_Goal_. From the listing that follows, output everything exactly except the pictures.

_Record set_.
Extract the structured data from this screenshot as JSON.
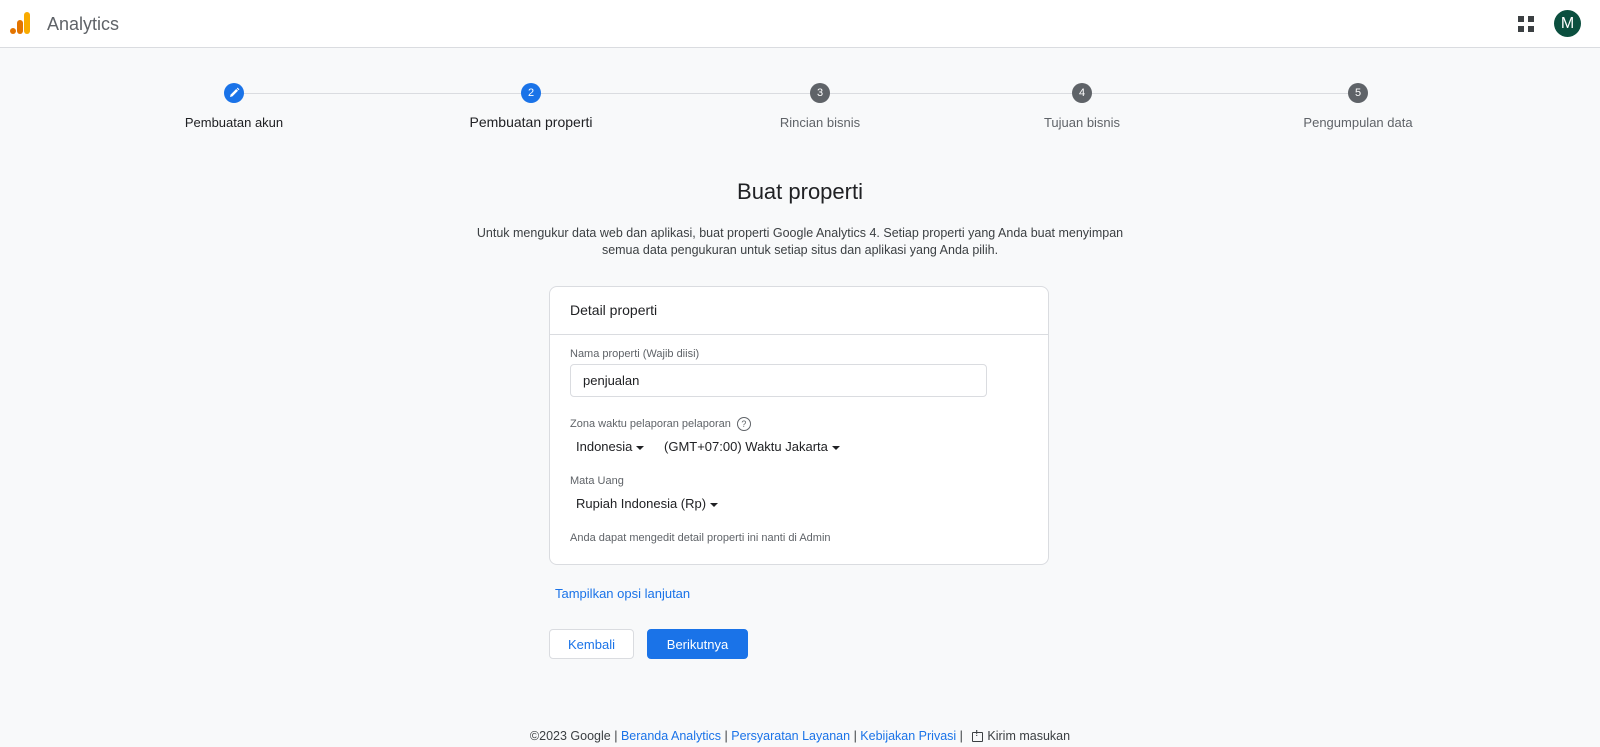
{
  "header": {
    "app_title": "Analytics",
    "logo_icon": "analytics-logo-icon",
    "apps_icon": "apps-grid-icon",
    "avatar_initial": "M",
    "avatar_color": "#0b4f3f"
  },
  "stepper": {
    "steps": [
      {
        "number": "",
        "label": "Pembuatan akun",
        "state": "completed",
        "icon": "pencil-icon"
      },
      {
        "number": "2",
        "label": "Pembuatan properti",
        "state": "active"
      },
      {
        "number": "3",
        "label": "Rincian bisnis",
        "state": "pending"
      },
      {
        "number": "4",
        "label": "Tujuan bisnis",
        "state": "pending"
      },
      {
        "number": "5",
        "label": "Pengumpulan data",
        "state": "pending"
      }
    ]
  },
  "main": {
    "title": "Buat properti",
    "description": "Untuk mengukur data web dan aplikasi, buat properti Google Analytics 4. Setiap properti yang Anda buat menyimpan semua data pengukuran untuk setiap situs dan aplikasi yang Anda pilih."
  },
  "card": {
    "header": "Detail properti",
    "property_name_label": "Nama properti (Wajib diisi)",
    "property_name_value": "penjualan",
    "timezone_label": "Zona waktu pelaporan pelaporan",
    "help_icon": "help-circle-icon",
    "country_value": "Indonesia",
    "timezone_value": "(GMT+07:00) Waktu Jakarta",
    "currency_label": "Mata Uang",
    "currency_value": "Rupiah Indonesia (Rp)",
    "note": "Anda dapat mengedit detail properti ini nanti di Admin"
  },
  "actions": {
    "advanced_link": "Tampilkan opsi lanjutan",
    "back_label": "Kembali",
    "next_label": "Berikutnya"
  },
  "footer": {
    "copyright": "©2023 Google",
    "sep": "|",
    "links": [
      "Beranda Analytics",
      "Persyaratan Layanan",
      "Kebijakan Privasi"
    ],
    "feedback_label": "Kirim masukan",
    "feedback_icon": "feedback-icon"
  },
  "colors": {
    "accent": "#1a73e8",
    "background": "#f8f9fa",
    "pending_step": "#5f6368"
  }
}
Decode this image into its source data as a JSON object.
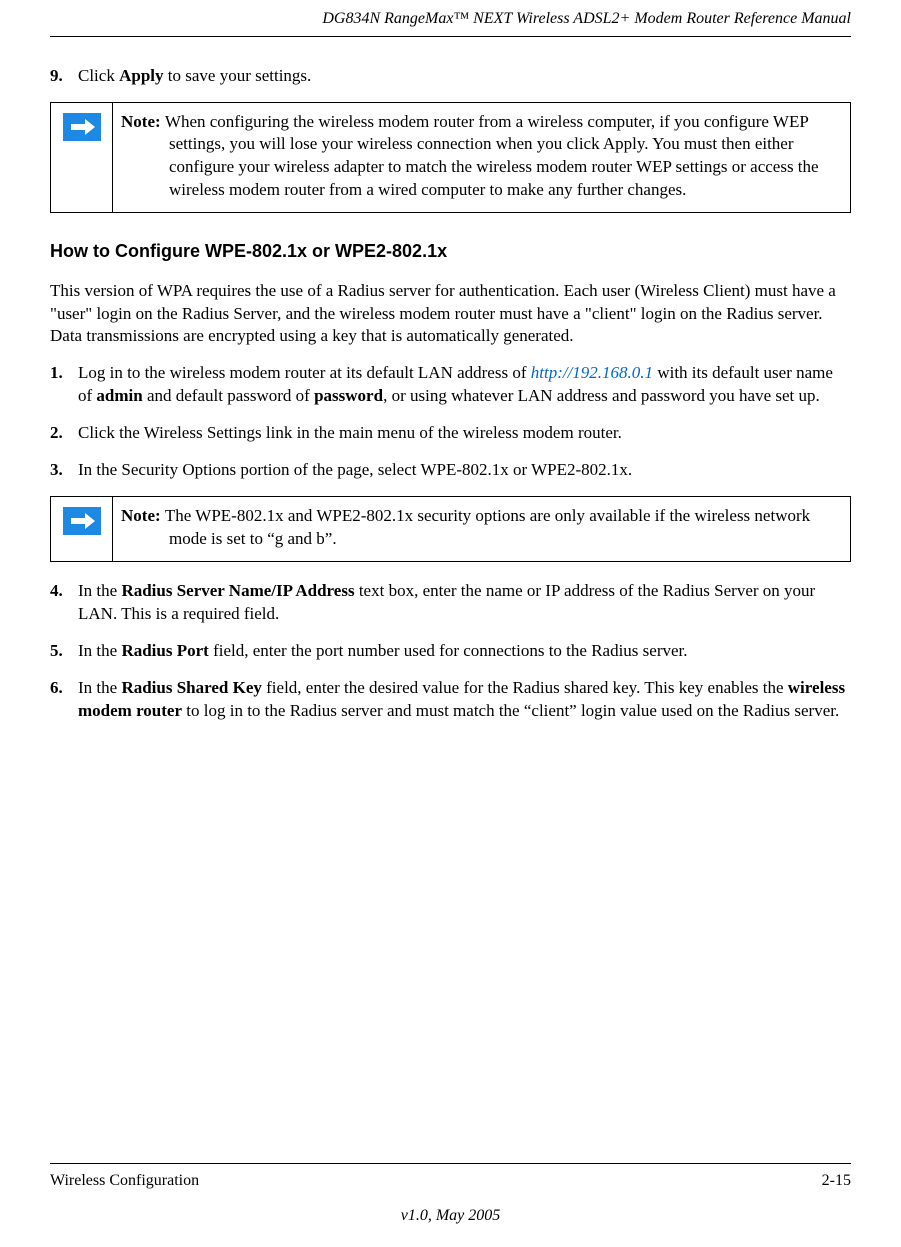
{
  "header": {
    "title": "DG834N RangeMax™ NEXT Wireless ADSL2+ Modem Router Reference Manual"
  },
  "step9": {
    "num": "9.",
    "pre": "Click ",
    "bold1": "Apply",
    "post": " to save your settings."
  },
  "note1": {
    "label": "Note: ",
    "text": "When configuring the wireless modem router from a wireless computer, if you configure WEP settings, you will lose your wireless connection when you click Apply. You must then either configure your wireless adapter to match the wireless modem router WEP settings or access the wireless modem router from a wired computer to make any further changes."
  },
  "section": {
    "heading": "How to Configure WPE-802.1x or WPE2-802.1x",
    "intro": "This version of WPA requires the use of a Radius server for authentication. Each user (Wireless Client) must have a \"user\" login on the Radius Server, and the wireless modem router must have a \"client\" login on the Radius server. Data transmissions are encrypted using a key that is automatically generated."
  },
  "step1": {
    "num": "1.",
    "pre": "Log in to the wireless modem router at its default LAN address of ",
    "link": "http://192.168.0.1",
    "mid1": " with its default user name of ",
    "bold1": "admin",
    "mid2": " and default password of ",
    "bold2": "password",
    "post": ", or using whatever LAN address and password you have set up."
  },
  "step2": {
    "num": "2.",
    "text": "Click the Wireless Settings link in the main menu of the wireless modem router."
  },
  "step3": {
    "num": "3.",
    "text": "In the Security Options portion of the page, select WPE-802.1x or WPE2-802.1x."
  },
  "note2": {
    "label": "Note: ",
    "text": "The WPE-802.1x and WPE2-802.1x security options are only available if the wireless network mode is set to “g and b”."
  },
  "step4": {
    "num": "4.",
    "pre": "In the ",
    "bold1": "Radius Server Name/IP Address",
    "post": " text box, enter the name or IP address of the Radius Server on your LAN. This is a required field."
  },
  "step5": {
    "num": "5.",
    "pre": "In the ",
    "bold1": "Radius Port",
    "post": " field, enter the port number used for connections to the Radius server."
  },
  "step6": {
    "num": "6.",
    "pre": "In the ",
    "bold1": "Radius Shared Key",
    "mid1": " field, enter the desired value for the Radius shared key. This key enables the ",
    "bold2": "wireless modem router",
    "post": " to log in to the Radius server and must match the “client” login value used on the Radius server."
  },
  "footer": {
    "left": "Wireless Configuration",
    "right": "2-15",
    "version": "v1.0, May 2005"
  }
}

_Answer to the task_.
Extract the structured data from this screenshot as JSON.
{
  "header": {
    "app_title": "Analytics",
    "logo_icon": "analytics-logo-icon",
    "apps_icon": "apps-grid-icon",
    "avatar_initial": "M",
    "avatar_color": "#0b4f3f"
  },
  "stepper": {
    "steps": [
      {
        "number": "",
        "label": "Pembuatan akun",
        "state": "completed",
        "icon": "pencil-icon"
      },
      {
        "number": "2",
        "label": "Pembuatan properti",
        "state": "active"
      },
      {
        "number": "3",
        "label": "Rincian bisnis",
        "state": "pending"
      },
      {
        "number": "4",
        "label": "Tujuan bisnis",
        "state": "pending"
      },
      {
        "number": "5",
        "label": "Pengumpulan data",
        "state": "pending"
      }
    ]
  },
  "main": {
    "title": "Buat properti",
    "description": "Untuk mengukur data web dan aplikasi, buat properti Google Analytics 4. Setiap properti yang Anda buat menyimpan semua data pengukuran untuk setiap situs dan aplikasi yang Anda pilih."
  },
  "card": {
    "header": "Detail properti",
    "property_name_label": "Nama properti (Wajib diisi)",
    "property_name_value": "penjualan",
    "timezone_label": "Zona waktu pelaporan pelaporan",
    "help_icon": "help-circle-icon",
    "country_value": "Indonesia",
    "timezone_value": "(GMT+07:00) Waktu Jakarta",
    "currency_label": "Mata Uang",
    "currency_value": "Rupiah Indonesia (Rp)",
    "note": "Anda dapat mengedit detail properti ini nanti di Admin"
  },
  "actions": {
    "advanced_link": "Tampilkan opsi lanjutan",
    "back_label": "Kembali",
    "next_label": "Berikutnya"
  },
  "footer": {
    "copyright": "©2023 Google",
    "sep": "|",
    "links": [
      "Beranda Analytics",
      "Persyaratan Layanan",
      "Kebijakan Privasi"
    ],
    "feedback_label": "Kirim masukan",
    "feedback_icon": "feedback-icon"
  },
  "colors": {
    "accent": "#1a73e8",
    "background": "#f8f9fa",
    "pending_step": "#5f6368"
  }
}
Decode this image into its source data as a JSON object.
{
  "header": {
    "title": "DG834N RangeMax™ NEXT Wireless ADSL2+ Modem Router Reference Manual"
  },
  "step9": {
    "num": "9.",
    "pre": "Click ",
    "bold1": "Apply",
    "post": " to save your settings."
  },
  "note1": {
    "label": "Note: ",
    "text": "When configuring the wireless modem router from a wireless computer, if you configure WEP settings, you will lose your wireless connection when you click Apply. You must then either configure your wireless adapter to match the wireless modem router WEP settings or access the wireless modem router from a wired computer to make any further changes."
  },
  "section": {
    "heading": "How to Configure WPE-802.1x or WPE2-802.1x",
    "intro": "This version of WPA requires the use of a Radius server for authentication. Each user (Wireless Client) must have a \"user\" login on the Radius Server, and the wireless modem router must have a \"client\" login on the Radius server. Data transmissions are encrypted using a key that is automatically generated."
  },
  "step1": {
    "num": "1.",
    "pre": "Log in to the wireless modem router at its default LAN address of ",
    "link": "http://192.168.0.1",
    "mid1": " with its default user name of ",
    "bold1": "admin",
    "mid2": " and default password of ",
    "bold2": "password",
    "post": ", or using whatever LAN address and password you have set up."
  },
  "step2": {
    "num": "2.",
    "text": "Click the Wireless Settings link in the main menu of the wireless modem router."
  },
  "step3": {
    "num": "3.",
    "text": "In the Security Options portion of the page, select WPE-802.1x or WPE2-802.1x."
  },
  "note2": {
    "label": "Note: ",
    "text": "The WPE-802.1x and WPE2-802.1x security options are only available if the wireless network mode is set to “g and b”."
  },
  "step4": {
    "num": "4.",
    "pre": "In the ",
    "bold1": "Radius Server Name/IP Address",
    "post": " text box, enter the name or IP address of the Radius Server on your LAN. This is a required field."
  },
  "step5": {
    "num": "5.",
    "pre": "In the ",
    "bold1": "Radius Port",
    "post": " field, enter the port number used for connections to the Radius server."
  },
  "step6": {
    "num": "6.",
    "pre": "In the ",
    "bold1": "Radius Shared Key",
    "mid1": " field, enter the desired value for the Radius shared key. This key enables the ",
    "bold2": "wireless modem router",
    "post": " to log in to the Radius server and must match the “client” login value used on the Radius server."
  },
  "footer": {
    "left": "Wireless Configuration",
    "right": "2-15",
    "version": "v1.0, May 2005"
  }
}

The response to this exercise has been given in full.